Extract all of the data and reproduce it precisely.

*****

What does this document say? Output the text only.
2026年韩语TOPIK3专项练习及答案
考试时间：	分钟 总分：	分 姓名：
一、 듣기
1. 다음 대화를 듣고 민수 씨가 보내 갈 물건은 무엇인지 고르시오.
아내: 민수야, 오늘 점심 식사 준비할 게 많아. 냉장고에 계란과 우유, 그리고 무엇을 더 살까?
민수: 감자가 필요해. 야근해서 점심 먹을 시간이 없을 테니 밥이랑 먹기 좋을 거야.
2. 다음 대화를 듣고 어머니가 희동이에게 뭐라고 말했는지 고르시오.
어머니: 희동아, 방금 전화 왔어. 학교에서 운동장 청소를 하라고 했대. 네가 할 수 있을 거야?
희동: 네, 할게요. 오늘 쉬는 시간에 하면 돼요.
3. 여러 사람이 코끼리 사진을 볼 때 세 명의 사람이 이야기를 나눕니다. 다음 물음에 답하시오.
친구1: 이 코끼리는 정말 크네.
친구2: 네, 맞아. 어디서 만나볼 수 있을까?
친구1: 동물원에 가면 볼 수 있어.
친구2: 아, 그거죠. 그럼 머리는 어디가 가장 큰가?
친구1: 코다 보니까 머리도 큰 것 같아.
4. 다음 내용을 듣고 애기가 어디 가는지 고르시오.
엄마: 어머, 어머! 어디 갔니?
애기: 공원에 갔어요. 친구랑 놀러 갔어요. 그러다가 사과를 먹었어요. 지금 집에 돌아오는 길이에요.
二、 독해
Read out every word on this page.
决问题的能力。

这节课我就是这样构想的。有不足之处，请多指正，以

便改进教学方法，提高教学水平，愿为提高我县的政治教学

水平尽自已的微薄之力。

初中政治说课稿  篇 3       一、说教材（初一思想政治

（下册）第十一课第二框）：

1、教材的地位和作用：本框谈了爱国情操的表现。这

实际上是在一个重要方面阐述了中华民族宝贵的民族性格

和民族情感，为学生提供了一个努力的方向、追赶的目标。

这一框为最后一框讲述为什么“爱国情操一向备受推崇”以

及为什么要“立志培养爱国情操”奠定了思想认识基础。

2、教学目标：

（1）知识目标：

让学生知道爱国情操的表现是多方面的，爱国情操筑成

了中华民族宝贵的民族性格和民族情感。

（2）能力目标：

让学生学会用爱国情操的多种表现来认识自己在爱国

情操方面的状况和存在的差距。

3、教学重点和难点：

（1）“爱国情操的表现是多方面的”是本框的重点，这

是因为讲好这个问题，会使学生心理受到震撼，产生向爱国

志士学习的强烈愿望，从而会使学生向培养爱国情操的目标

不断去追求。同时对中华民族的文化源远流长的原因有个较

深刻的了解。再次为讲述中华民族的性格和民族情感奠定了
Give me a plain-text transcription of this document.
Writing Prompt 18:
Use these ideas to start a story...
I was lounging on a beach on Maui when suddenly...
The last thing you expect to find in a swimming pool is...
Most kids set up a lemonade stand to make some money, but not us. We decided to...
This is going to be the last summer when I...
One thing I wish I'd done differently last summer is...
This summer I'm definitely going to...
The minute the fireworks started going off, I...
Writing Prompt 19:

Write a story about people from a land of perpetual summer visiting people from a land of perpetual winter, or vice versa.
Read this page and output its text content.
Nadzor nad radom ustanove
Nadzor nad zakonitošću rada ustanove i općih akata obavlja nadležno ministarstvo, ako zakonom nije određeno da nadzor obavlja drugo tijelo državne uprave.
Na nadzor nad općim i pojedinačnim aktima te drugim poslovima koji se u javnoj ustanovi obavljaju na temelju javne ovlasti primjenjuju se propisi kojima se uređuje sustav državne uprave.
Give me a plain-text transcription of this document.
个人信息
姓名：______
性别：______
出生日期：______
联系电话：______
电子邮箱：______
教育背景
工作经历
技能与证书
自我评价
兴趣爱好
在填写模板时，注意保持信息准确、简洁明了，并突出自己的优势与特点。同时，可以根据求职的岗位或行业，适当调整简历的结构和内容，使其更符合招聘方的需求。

*****

ANSWER TO THE TASK:
What does this document say? Output the text only.
2026年韩语TOPIK3专项练习及答案
考试时间：	分钟 总分：	分 姓名：
一、 듣기
1. 다음 대화를 듣고 민수 씨가 보내 갈 물건은 무엇인지 고르시오.
아내: 민수야, 오늘 점심 식사 준비할 게 많아. 냉장고에 계란과 우유, 그리고 무엇을 더 살까?
민수: 감자가 필요해. 야근해서 점심 먹을 시간이 없을 테니 밥이랑 먹기 좋을 거야.
2. 다음 대화를 듣고 어머니가 희동이에게 뭐라고 말했는지 고르시오.
어머니: 희동아, 방금 전화 왔어. 학교에서 운동장 청소를 하라고 했대. 네가 할 수 있을 거야?
희동: 네, 할게요. 오늘 쉬는 시간에 하면 돼요.
3. 여러 사람이 코끼리 사진을 볼 때 세 명의 사람이 이야기를 나눕니다. 다음 물음에 답하시오.
친구1: 이 코끼리는 정말 크네.
친구2: 네, 맞아. 어디서 만나볼 수 있을까?
친구1: 동물원에 가면 볼 수 있어.
친구2: 아, 그거죠. 그럼 머리는 어디가 가장 큰가?
친구1: 코다 보니까 머리도 큰 것 같아.
4. 다음 내용을 듣고 애기가 어디 가는지 고르시오.
엄마: 어머, 어머! 어디 갔니?
애기: 공원에 갔어요. 친구랑 놀러 갔어요. 그러다가 사과를 먹었어요. 지금 집에 돌아오는 길이에요.
二、 독해
Read out every word on this page.
决问题的能力。

这节课我就是这样构想的。有不足之处，请多指正，以

便改进教学方法，提高教学水平，愿为提高我县的政治教学

水平尽自已的微薄之力。

初中政治说课稿  篇 3       一、说教材（初一思想政治

（下册）第十一课第二框）：

1、教材的地位和作用：本框谈了爱国情操的表现。这

实际上是在一个重要方面阐述了中华民族宝贵的民族性格

和民族情感，为学生提供了一个努力的方向、追赶的目标。

这一框为最后一框讲述为什么“爱国情操一向备受推崇”以

及为什么要“立志培养爱国情操”奠定了思想认识基础。

2、教学目标：

（1）知识目标：

让学生知道爱国情操的表现是多方面的，爱国情操筑成

了中华民族宝贵的民族性格和民族情感。

（2）能力目标：

让学生学会用爱国情操的多种表现来认识自己在爱国

情操方面的状况和存在的差距。

3、教学重点和难点：

（1）“爱国情操的表现是多方面的”是本框的重点，这

是因为讲好这个问题，会使学生心理受到震撼，产生向爱国

志士学习的强烈愿望，从而会使学生向培养爱国情操的目标

不断去追求。同时对中华民族的文化源远流长的原因有个较

深刻的了解。再次为讲述中华民族的性格和民族情感奠定了
Give me a plain-text transcription of this document.
Writing Prompt 18:
Use these ideas to start a story...
I was lounging on a beach on Maui when suddenly...
The last thing you expect to find in a swimming pool is...
Most kids set up a lemonade stand to make some money, but not us. We decided to...
This is going to be the last summer when I...
One thing I wish I'd done differently last summer is...
This summer I'm definitely going to...
The minute the fireworks started going off, I...
Writing Prompt 19:

Write a story about people from a land of perpetual summer visiting people from a land of perpetual winter, or vice versa.
Read this page and output its text content.
Nadzor nad radom ustanove
Nadzor nad zakonitošću rada ustanove i općih akata obavlja nadležno ministarstvo, ako zakonom nije određeno da nadzor obavlja drugo tijelo državne uprave.
Na nadzor nad općim i pojedinačnim aktima te drugim poslovima koji se u javnoj ustanovi obavljaju na temelju javne ovlasti primjenjuju se propisi kojima se uređuje sustav državne uprave.
Give me a plain-text transcription of this document.
个人信息
姓名：______
性别：______
出生日期：______
联系电话：______
电子邮箱：______
教育背景
工作经历
技能与证书
自我评价
兴趣爱好
在填写模板时，注意保持信息准确、简洁明了，并突出自己的优势与特点。同时，可以根据求职的岗位或行业，适当调整简历的结构和内容，使其更符合招聘方的需求。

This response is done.